## START PROVIDED DATA

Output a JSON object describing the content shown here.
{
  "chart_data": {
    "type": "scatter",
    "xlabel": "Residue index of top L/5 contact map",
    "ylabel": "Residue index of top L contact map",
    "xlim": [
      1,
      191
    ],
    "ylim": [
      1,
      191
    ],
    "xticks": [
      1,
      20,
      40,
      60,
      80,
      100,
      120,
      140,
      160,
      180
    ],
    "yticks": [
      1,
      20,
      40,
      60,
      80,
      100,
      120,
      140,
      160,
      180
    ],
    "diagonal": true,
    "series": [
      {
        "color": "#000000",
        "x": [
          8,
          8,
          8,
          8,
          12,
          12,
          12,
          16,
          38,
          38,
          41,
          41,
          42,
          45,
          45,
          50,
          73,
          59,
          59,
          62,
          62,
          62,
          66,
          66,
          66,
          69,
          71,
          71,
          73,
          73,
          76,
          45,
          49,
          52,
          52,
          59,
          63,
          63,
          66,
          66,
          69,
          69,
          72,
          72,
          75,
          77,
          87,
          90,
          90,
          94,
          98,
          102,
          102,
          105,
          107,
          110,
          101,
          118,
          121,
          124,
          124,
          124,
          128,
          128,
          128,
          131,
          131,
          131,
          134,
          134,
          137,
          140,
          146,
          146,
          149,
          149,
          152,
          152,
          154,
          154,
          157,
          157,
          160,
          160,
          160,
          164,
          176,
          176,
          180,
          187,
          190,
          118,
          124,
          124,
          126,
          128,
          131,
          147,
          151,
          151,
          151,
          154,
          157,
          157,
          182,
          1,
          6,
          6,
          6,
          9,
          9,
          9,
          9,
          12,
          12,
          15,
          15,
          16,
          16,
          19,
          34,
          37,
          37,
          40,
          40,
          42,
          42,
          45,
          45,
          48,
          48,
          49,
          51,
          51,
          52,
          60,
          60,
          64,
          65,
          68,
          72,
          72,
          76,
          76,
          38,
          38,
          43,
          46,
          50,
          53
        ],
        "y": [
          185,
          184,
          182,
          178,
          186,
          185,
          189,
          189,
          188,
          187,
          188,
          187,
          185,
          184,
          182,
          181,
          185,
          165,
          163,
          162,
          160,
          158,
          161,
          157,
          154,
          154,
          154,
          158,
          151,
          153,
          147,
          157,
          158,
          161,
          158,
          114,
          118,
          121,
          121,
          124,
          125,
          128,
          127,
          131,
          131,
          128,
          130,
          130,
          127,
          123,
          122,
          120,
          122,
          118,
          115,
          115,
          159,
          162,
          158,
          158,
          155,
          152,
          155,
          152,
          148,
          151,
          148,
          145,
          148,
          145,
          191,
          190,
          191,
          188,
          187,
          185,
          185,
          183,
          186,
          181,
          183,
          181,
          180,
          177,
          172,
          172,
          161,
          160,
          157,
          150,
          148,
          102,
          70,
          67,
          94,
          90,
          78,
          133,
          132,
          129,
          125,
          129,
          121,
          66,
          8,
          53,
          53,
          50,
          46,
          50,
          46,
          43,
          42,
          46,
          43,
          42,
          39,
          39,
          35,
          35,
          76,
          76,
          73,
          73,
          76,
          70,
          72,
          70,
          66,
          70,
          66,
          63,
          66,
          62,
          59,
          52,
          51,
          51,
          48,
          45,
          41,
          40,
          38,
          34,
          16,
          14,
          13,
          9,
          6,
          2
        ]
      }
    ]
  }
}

## END PROVIDED DATA

> **EXERCISE PROMPT**
Would you restate each of the entries word for word?

> **THE COMPLETED TASK**
Output a JSON object describing the content shown here.
{
  "chart_data": {
    "type": "scatter",
    "xlabel": "Residue index of top L/5 contact map",
    "ylabel": "Residue index of top L contact map",
    "xlim": [
      1,
      191
    ],
    "ylim": [
      1,
      191
    ],
    "xticks": [
      1,
      20,
      40,
      60,
      80,
      100,
      120,
      140,
      160,
      180
    ],
    "yticks": [
      1,
      20,
      40,
      60,
      80,
      100,
      120,
      140,
      160,
      180
    ],
    "diagonal": true,
    "series": [
      {
        "color": "#000000",
        "x": [
          8,
          8,
          8,
          8,
          12,
          12,
          12,
          16,
          38,
          38,
          41,
          41,
          42,
          45,
          45,
          50,
          73,
          59,
          59,
          62,
          62,
          62,
          66,
          66,
          66,
          69,
          71,
          71,
          73,
          73,
          76,
          45,
          49,
          52,
          52,
          59,
          63,
          63,
          66,
          66,
          69,
          69,
          72,
          72,
          75,
          77,
          87,
          90,
          90,
          94,
          98,
          102,
          102,
          105,
          107,
          110,
          101,
          118,
          121,
          124,
          124,
          124,
          128,
          128,
          128,
          131,
          131,
          131,
          134,
          134,
          137,
          140,
          146,
          146,
          149,
          149,
          152,
          152,
          154,
          154,
          157,
          157,
          160,
          160,
          160,
          164,
          176,
          176,
          180,
          187,
          190,
          118,
          124,
          124,
          126,
          128,
          131,
          147,
          151,
          151,
          151,
          154,
          157,
          157,
          182,
          1,
          6,
          6,
          6,
          9,
          9,
          9,
          9,
          12,
          12,
          15,
          15,
          16,
          16,
          19,
          34,
          37,
          37,
          40,
          40,
          42,
          42,
          45,
          45,
          48,
          48,
          49,
          51,
          51,
          52,
          60,
          60,
          64,
          65,
          68,
          72,
          72,
          76,
          76,
          38,
          38,
          43,
          46,
          50,
          53
        ],
        "y": [
          185,
          184,
          182,
          178,
          186,
          185,
          189,
          189,
          188,
          187,
          188,
          187,
          185,
          184,
          182,
          181,
          185,
          165,
          163,
          162,
          160,
          158,
          161,
          157,
          154,
          154,
          154,
          158,
          151,
          153,
          147,
          157,
          158,
          161,
          158,
          114,
          118,
          121,
          121,
          124,
          125,
          128,
          127,
          131,
          131,
          128,
          130,
          130,
          127,
          123,
          122,
          120,
          122,
          118,
          115,
          115,
          159,
          162,
          158,
          158,
          155,
          152,
          155,
          152,
          148,
          151,
          148,
          145,
          148,
          145,
          191,
          190,
          191,
          188,
          187,
          185,
          185,
          183,
          186,
          181,
          183,
          181,
          180,
          177,
          172,
          172,
          161,
          160,
          157,
          150,
          148,
          102,
          70,
          67,
          94,
          90,
          78,
          133,
          132,
          129,
          125,
          129,
          121,
          66,
          8,
          53,
          53,
          50,
          46,
          50,
          46,
          43,
          42,
          46,
          43,
          42,
          39,
          39,
          35,
          35,
          76,
          76,
          73,
          73,
          76,
          70,
          72,
          70,
          66,
          70,
          66,
          63,
          66,
          62,
          59,
          52,
          51,
          51,
          48,
          45,
          41,
          40,
          38,
          34,
          16,
          14,
          13,
          9,
          6,
          2
        ]
      }
    ]
  }
}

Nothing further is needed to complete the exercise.